#### WORK TO DO
Your answer should be a single number: the count of lines containing the string "structure".

_ _ _ _ _ _ _

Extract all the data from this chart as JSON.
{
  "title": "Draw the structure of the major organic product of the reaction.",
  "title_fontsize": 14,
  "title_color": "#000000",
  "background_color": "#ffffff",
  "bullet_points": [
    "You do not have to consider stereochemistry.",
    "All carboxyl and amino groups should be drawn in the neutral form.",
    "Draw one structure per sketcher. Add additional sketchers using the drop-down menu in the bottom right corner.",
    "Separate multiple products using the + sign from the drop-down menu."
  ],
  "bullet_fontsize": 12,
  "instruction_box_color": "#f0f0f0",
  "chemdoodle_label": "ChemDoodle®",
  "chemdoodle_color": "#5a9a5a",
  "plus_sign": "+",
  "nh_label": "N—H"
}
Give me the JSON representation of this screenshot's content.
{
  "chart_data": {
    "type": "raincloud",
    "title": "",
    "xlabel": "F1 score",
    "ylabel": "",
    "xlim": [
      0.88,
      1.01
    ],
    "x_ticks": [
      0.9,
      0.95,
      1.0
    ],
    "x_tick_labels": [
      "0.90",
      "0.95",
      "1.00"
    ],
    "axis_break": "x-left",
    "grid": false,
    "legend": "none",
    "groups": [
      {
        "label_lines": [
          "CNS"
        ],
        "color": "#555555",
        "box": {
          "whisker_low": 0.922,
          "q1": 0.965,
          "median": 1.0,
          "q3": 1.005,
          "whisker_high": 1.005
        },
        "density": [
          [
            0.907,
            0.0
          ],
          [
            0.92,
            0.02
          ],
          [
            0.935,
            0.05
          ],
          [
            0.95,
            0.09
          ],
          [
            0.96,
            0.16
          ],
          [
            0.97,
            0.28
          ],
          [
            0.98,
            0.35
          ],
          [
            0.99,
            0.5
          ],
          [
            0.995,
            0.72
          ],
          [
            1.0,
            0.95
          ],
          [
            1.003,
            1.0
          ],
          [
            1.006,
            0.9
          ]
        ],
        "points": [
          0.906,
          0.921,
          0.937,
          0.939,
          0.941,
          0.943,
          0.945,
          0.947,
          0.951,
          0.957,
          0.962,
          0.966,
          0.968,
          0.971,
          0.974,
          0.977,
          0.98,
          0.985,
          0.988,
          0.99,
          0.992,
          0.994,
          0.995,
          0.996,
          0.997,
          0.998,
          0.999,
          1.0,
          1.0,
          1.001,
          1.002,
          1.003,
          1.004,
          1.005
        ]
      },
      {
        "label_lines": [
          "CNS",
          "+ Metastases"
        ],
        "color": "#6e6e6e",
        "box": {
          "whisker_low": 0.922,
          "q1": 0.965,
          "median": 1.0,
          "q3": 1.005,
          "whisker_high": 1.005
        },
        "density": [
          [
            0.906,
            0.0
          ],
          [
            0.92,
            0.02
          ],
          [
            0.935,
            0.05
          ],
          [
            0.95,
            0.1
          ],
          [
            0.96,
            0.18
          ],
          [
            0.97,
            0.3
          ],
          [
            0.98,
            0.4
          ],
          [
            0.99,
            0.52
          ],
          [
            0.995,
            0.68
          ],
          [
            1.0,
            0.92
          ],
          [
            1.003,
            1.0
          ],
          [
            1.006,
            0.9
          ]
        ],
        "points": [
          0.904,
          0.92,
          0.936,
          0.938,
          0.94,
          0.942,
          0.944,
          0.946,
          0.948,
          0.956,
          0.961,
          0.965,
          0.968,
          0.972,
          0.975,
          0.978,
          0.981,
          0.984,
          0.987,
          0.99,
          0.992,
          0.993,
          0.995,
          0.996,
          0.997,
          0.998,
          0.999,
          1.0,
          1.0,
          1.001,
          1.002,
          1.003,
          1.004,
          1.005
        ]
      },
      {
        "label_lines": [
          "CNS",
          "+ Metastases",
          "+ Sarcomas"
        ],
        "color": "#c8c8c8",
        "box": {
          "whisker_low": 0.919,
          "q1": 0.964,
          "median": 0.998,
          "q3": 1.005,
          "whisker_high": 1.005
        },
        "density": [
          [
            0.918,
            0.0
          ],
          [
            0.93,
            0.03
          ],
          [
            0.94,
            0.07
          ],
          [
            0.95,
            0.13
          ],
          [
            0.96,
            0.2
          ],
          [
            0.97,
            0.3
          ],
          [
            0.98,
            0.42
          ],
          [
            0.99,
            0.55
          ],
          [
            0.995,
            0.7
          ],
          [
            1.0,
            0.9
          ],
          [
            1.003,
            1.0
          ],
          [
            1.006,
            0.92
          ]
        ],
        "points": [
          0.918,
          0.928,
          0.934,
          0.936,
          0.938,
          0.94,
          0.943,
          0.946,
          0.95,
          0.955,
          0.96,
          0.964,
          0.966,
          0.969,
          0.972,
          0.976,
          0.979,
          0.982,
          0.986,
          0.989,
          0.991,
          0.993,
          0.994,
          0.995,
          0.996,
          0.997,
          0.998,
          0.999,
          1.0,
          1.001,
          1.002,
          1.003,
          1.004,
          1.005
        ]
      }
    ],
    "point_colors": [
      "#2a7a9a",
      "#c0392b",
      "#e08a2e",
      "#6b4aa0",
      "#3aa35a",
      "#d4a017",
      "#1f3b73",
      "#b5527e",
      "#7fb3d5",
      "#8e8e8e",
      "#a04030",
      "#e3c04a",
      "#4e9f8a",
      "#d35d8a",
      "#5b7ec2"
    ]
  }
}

_ _ _ _ _ _ _

#### COMPLETED TASK
2